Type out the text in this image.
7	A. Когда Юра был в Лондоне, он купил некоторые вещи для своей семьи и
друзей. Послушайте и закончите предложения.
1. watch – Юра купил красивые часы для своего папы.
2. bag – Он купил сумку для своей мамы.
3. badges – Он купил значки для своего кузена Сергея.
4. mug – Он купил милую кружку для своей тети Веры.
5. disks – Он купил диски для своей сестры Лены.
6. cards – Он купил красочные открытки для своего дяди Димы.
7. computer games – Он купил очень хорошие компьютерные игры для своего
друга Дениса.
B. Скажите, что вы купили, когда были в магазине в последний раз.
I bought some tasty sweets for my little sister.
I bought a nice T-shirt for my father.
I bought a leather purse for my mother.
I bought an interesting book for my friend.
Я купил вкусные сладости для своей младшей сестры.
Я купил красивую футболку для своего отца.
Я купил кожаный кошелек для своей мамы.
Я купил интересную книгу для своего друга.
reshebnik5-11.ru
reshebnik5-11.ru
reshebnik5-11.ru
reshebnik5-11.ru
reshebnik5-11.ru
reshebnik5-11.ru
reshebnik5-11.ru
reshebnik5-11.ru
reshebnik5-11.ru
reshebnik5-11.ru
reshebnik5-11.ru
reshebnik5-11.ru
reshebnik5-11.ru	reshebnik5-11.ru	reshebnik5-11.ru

------------

### EXERCISE
Make an exact copy of the data above.

### SOLUTION TO THIS EXERCISE
Type out the text in this image.
7	A. Когда Юра был в Лондоне, он купил некоторые вещи для своей семьи и
друзей. Послушайте и закончите предложения.
1. watch – Юра купил красивые часы для своего папы.
2. bag – Он купил сумку для своей мамы.
3. badges – Он купил значки для своего кузена Сергея.
4. mug – Он купил милую кружку для своей тети Веры.
5. disks – Он купил диски для своей сестры Лены.
6. cards – Он купил красочные открытки для своего дяди Димы.
7. computer games – Он купил очень хорошие компьютерные игры для своего
друга Дениса.
B. Скажите, что вы купили, когда были в магазине в последний раз.
I bought some tasty sweets for my little sister.
I bought a nice T-shirt for my father.
I bought a leather purse for my mother.
I bought an interesting book for my friend.
Я купил вкусные сладости для своей младшей сестры.
Я купил красивую футболку для своего отца.
Я купил кожаный кошелек для своей мамы.
Я купил интересную книгу для своего друга.
reshebnik5-11.ru
reshebnik5-11.ru
reshebnik5-11.ru
reshebnik5-11.ru
reshebnik5-11.ru
reshebnik5-11.ru
reshebnik5-11.ru
reshebnik5-11.ru
reshebnik5-11.ru
reshebnik5-11.ru
reshebnik5-11.ru
reshebnik5-11.ru
reshebnik5-11.ru	reshebnik5-11.ru	reshebnik5-11.ru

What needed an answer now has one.